Dataset items:

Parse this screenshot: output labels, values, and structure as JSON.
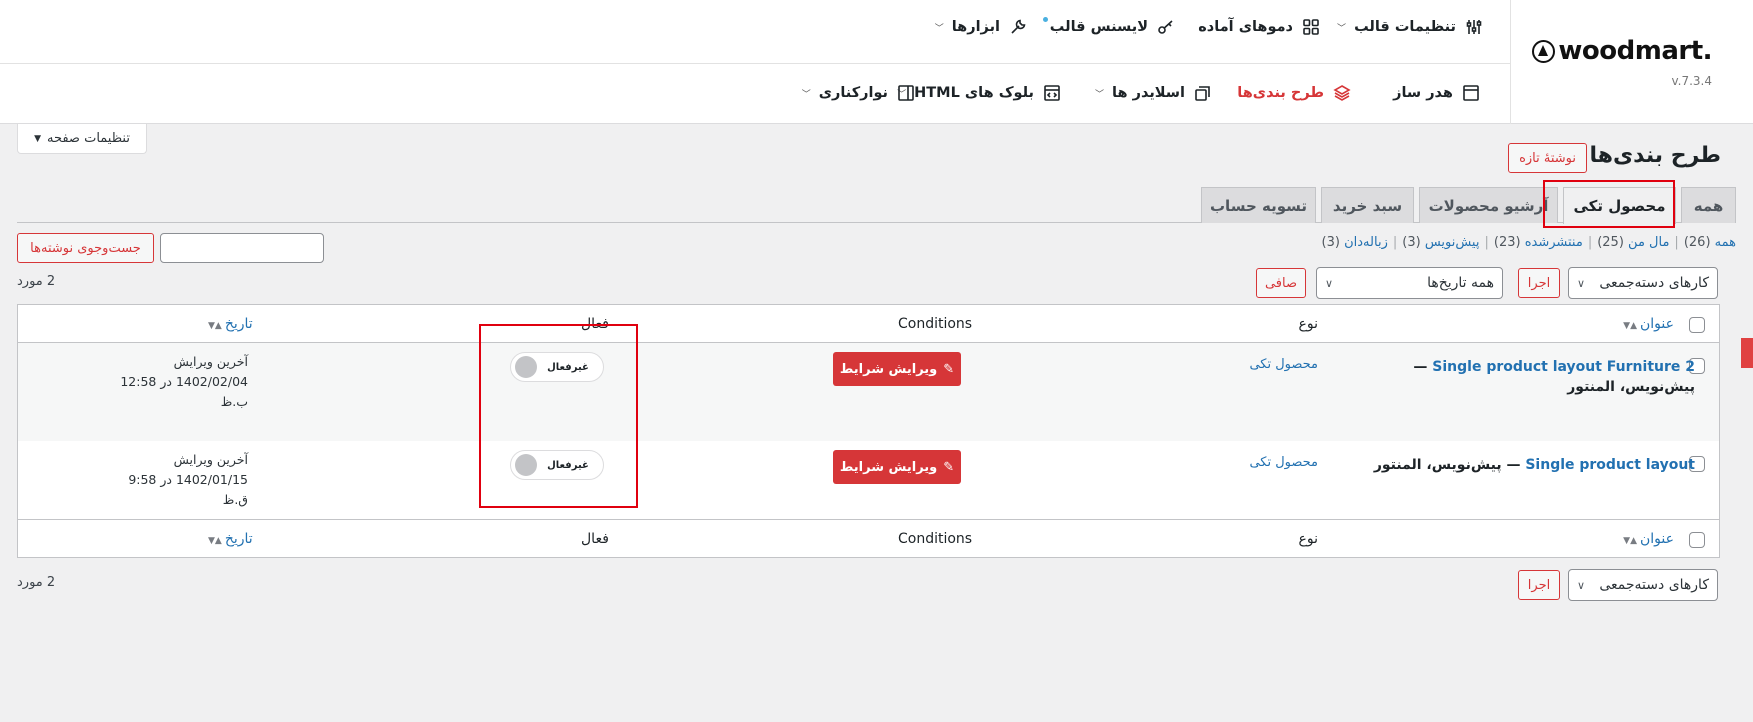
{
  "woodmart": {
    "brand": "woodmart.",
    "version": "v.7.3.4",
    "top_menu": [
      {
        "label": "تنظیمات قالب",
        "icon": "sliders-icon"
      },
      {
        "label": "دموهای آماده",
        "icon": "grid-icon"
      },
      {
        "label": "لایسنس قالب",
        "icon": "key-icon"
      },
      {
        "label": "ابزارها",
        "icon": "wrench-icon"
      }
    ],
    "sub_menu": [
      {
        "label": "هدر ساز",
        "icon": "layout-icon"
      },
      {
        "label": "طرح بندی‌ها",
        "icon": "layers-icon"
      },
      {
        "label": "اسلایدر ها",
        "icon": "slides-icon"
      },
      {
        "label": "بلوک های HTML",
        "icon": "code-window-icon"
      },
      {
        "label": "نوارکناری",
        "icon": "sidebar-icon"
      }
    ]
  },
  "screen_options": "تنظیمات صفحه",
  "page_title": "طرح بندی‌ها",
  "new_post": "نوشتهٔ تازه",
  "tabs": [
    "همه",
    "محصول تکی",
    "آرشیو محصولات",
    "سبد خرید",
    "تسویه حساب"
  ],
  "status_links": [
    {
      "label": "همه",
      "count": "(26)"
    },
    {
      "label": "مال من",
      "count": "(25)"
    },
    {
      "label": "منتشرشده",
      "count": "(23)"
    },
    {
      "label": "پیش‌نویس",
      "count": "(3)"
    },
    {
      "label": "زباله‌دان",
      "count": "(3)"
    }
  ],
  "search_button": "جست‌وجوی نوشته‌ها",
  "bulk_actions": "کارهای دسته‌جمعی",
  "apply": "اجرا",
  "dates_filter": "همه تاریخ‌ها",
  "filter_button": "صافی",
  "items_count": "2 مورد",
  "columns": {
    "title": "عنوان",
    "type": "نوع",
    "conditions": "Conditions",
    "active": "فعال",
    "date": "تاریخ"
  },
  "rows": [
    {
      "title": "Single product layout Furniture 2",
      "state": "— پیش‌نویس، المنتور",
      "type": "محصول تکی",
      "edit_button": "ویرایش شرایط",
      "toggle": "غیرفعال",
      "date_label": "آخرین ویرایش",
      "date_value": "1402/02/04 در 12:58 ب.ظ"
    },
    {
      "title": "Single product layout",
      "state": "— پیش‌نویس، المنتور",
      "type": "محصول تکی",
      "edit_button": "ویرایش شرایط",
      "toggle": "غیرفعال",
      "date_label": "آخرین ویرایش",
      "date_value": "1402/01/15 در 9:58 ق.ظ"
    }
  ],
  "colors": {
    "accent": "#d63638",
    "link": "#2271b1",
    "highlight": "#e0000f"
  }
}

What you are asked to do:
Using the records above, retype everything exactly except the pictures.

Task result:
Parse this screenshot: output labels, values, and structure as JSON.
{
  "woodmart": {
    "brand": "woodmart.",
    "version": "v.7.3.4",
    "top_menu": [
      {
        "label": "تنظیمات قالب",
        "icon": "sliders-icon"
      },
      {
        "label": "دموهای آماده",
        "icon": "grid-icon"
      },
      {
        "label": "لایسنس قالب",
        "icon": "key-icon"
      },
      {
        "label": "ابزارها",
        "icon": "wrench-icon"
      }
    ],
    "sub_menu": [
      {
        "label": "هدر ساز",
        "icon": "layout-icon"
      },
      {
        "label": "طرح بندی‌ها",
        "icon": "layers-icon"
      },
      {
        "label": "اسلایدر ها",
        "icon": "slides-icon"
      },
      {
        "label": "بلوک های HTML",
        "icon": "code-window-icon"
      },
      {
        "label": "نوارکناری",
        "icon": "sidebar-icon"
      }
    ]
  },
  "screen_options": "تنظیمات صفحه",
  "page_title": "طرح بندی‌ها",
  "new_post": "نوشتهٔ تازه",
  "tabs": [
    "همه",
    "محصول تکی",
    "آرشیو محصولات",
    "سبد خرید",
    "تسویه حساب"
  ],
  "status_links": [
    {
      "label": "همه",
      "count": "(26)"
    },
    {
      "label": "مال من",
      "count": "(25)"
    },
    {
      "label": "منتشرشده",
      "count": "(23)"
    },
    {
      "label": "پیش‌نویس",
      "count": "(3)"
    },
    {
      "label": "زباله‌دان",
      "count": "(3)"
    }
  ],
  "search_button": "جست‌وجوی نوشته‌ها",
  "bulk_actions": "کارهای دسته‌جمعی",
  "apply": "اجرا",
  "dates_filter": "همه تاریخ‌ها",
  "filter_button": "صافی",
  "items_count": "2 مورد",
  "columns": {
    "title": "عنوان",
    "type": "نوع",
    "conditions": "Conditions",
    "active": "فعال",
    "date": "تاریخ"
  },
  "rows": [
    {
      "title": "Single product layout Furniture 2",
      "state": "— پیش‌نویس، المنتور",
      "type": "محصول تکی",
      "edit_button": "ویرایش شرایط",
      "toggle": "غیرفعال",
      "date_label": "آخرین ویرایش",
      "date_value": "1402/02/04 در 12:58 ب.ظ"
    },
    {
      "title": "Single product layout",
      "state": "— پیش‌نویس، المنتور",
      "type": "محصول تکی",
      "edit_button": "ویرایش شرایط",
      "toggle": "غیرفعال",
      "date_label": "آخرین ویرایش",
      "date_value": "1402/01/15 در 9:58 ق.ظ"
    }
  ],
  "colors": {
    "accent": "#d63638",
    "link": "#2271b1",
    "highlight": "#e0000f"
  }
}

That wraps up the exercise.